- **INSTRUCTIONS TO FOLLOW**
Give every line from the entries that contains "муниципальных".

═════ SUPPLIED DATA

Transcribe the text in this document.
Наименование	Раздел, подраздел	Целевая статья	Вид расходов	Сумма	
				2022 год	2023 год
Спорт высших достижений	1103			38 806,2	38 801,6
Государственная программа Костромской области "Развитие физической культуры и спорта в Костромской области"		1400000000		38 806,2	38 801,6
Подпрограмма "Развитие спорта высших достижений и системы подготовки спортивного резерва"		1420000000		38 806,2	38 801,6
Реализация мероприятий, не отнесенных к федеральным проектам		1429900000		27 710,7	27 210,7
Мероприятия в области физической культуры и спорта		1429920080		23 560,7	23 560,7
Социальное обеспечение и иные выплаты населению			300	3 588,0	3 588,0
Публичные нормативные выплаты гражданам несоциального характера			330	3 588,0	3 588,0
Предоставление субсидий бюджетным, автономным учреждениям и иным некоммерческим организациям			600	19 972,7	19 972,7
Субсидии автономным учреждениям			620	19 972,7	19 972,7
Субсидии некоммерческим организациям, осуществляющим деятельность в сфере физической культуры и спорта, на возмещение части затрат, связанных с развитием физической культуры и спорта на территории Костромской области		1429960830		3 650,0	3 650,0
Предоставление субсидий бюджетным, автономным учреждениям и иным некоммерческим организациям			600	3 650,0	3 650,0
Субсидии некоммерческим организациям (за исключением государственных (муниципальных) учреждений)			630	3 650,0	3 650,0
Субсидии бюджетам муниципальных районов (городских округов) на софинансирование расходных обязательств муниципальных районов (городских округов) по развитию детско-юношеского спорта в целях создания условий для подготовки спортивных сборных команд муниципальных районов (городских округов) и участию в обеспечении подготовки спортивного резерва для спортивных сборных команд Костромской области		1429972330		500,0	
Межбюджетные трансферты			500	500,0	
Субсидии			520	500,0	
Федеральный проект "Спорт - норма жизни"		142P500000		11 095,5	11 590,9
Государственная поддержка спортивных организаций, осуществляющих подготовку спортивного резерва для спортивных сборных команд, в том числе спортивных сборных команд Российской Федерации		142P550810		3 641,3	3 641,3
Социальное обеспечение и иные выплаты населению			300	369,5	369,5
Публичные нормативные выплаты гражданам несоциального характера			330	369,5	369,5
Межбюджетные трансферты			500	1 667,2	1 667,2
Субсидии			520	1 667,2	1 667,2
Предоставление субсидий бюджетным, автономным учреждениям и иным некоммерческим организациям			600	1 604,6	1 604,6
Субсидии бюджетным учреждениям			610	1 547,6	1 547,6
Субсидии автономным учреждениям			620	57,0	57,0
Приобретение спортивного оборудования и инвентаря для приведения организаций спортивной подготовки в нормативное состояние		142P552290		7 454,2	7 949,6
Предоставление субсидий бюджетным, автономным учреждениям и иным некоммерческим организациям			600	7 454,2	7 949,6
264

══════════

- **RESPONSE TO THE EXERCISE**
Субсидии некоммерческим организациям (за исключением государственных (муниципальных) учреждений)			630	3 650,0	3 650,0
Субсидии бюджетам муниципальных районов (городских округов) на софинансирование расходных обязательств муниципальных районов (городских округов) по развитию детско-юношеского спорта в целях создания условий для подготовки спортивных сборных команд муниципальных районов (городских округов) и участию в обеспечении подготовки спортивного резерва для спортивных сборных команд Костромской области		1429972330		500,0	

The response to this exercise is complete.